== Data records ==
# # #
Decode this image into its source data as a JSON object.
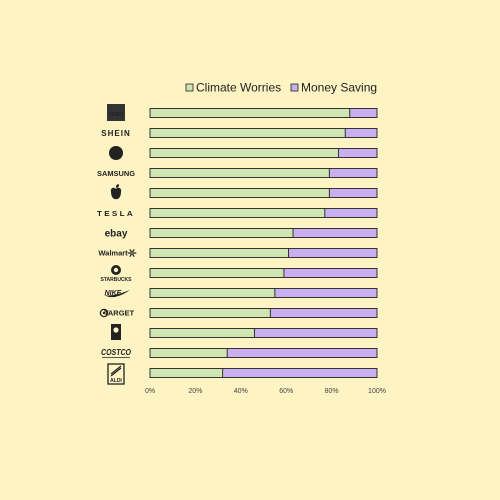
{
  "colors": {
    "background": "#fdf3c3",
    "climate": "#cfe5b2",
    "money": "#c9aef0",
    "stroke": "#222222"
  },
  "chart_data": {
    "type": "bar",
    "orientation": "horizontal",
    "stacked": true,
    "title": "",
    "xlabel": "",
    "ylabel": "",
    "xlim": [
      0,
      100
    ],
    "x_ticks": [
      "0%",
      "20%",
      "40%",
      "60%",
      "80%",
      "100%"
    ],
    "legend_position": "top-right",
    "grid": false,
    "categories": [
      "Temu",
      "SHEIN",
      "HP",
      "SAMSUNG",
      "Apple",
      "TESLA",
      "ebay",
      "Walmart",
      "STARBUCKS",
      "NIKE",
      "TARGET",
      "Goodwill",
      "COSTCO",
      "ALDI"
    ],
    "category_logos": [
      {
        "icon": "temu-logo",
        "text": "TEMU"
      },
      {
        "icon": "shein-logo",
        "text": "SHEIN"
      },
      {
        "icon": "hp-logo",
        "text": "hp"
      },
      {
        "icon": "samsung-logo",
        "text": "SAMSUNG"
      },
      {
        "icon": "apple-logo",
        "text": ""
      },
      {
        "icon": "tesla-logo",
        "text": "TESLA"
      },
      {
        "icon": "ebay-logo",
        "text": "ebay"
      },
      {
        "icon": "walmart-logo",
        "text": "Walmart"
      },
      {
        "icon": "starbucks-logo",
        "text": "STARBUCKS"
      },
      {
        "icon": "nike-logo",
        "text": "NIKE"
      },
      {
        "icon": "target-logo",
        "text": "TARGET"
      },
      {
        "icon": "goodwill-logo",
        "text": ""
      },
      {
        "icon": "costco-logo",
        "text": "COSTCO"
      },
      {
        "icon": "aldi-logo",
        "text": "ALDI"
      }
    ],
    "series": [
      {
        "name": "Climate Worries",
        "values": [
          88,
          86,
          83,
          79,
          79,
          77,
          63,
          61,
          59,
          55,
          53,
          46,
          34,
          32
        ]
      },
      {
        "name": "Money Saving",
        "values": [
          12,
          14,
          17,
          21,
          21,
          23,
          37,
          39,
          41,
          45,
          47,
          54,
          66,
          68
        ]
      }
    ]
  }
}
# # #
== Required task ==
Repeat each entry exactly as it appears; skip any picture.

== Solution to the exercise ==
Decode this image into its source data as a JSON object.
{
  "colors": {
    "background": "#fdf3c3",
    "climate": "#cfe5b2",
    "money": "#c9aef0",
    "stroke": "#222222"
  },
  "chart_data": {
    "type": "bar",
    "orientation": "horizontal",
    "stacked": true,
    "title": "",
    "xlabel": "",
    "ylabel": "",
    "xlim": [
      0,
      100
    ],
    "x_ticks": [
      "0%",
      "20%",
      "40%",
      "60%",
      "80%",
      "100%"
    ],
    "legend_position": "top-right",
    "grid": false,
    "categories": [
      "Temu",
      "SHEIN",
      "HP",
      "SAMSUNG",
      "Apple",
      "TESLA",
      "ebay",
      "Walmart",
      "STARBUCKS",
      "NIKE",
      "TARGET",
      "Goodwill",
      "COSTCO",
      "ALDI"
    ],
    "category_logos": [
      {
        "icon": "temu-logo",
        "text": "TEMU"
      },
      {
        "icon": "shein-logo",
        "text": "SHEIN"
      },
      {
        "icon": "hp-logo",
        "text": "hp"
      },
      {
        "icon": "samsung-logo",
        "text": "SAMSUNG"
      },
      {
        "icon": "apple-logo",
        "text": ""
      },
      {
        "icon": "tesla-logo",
        "text": "TESLA"
      },
      {
        "icon": "ebay-logo",
        "text": "ebay"
      },
      {
        "icon": "walmart-logo",
        "text": "Walmart"
      },
      {
        "icon": "starbucks-logo",
        "text": "STARBUCKS"
      },
      {
        "icon": "nike-logo",
        "text": "NIKE"
      },
      {
        "icon": "target-logo",
        "text": "TARGET"
      },
      {
        "icon": "goodwill-logo",
        "text": ""
      },
      {
        "icon": "costco-logo",
        "text": "COSTCO"
      },
      {
        "icon": "aldi-logo",
        "text": "ALDI"
      }
    ],
    "series": [
      {
        "name": "Climate Worries",
        "values": [
          88,
          86,
          83,
          79,
          79,
          77,
          63,
          61,
          59,
          55,
          53,
          46,
          34,
          32
        ]
      },
      {
        "name": "Money Saving",
        "values": [
          12,
          14,
          17,
          21,
          21,
          23,
          37,
          39,
          41,
          45,
          47,
          54,
          66,
          68
        ]
      }
    ]
  }
}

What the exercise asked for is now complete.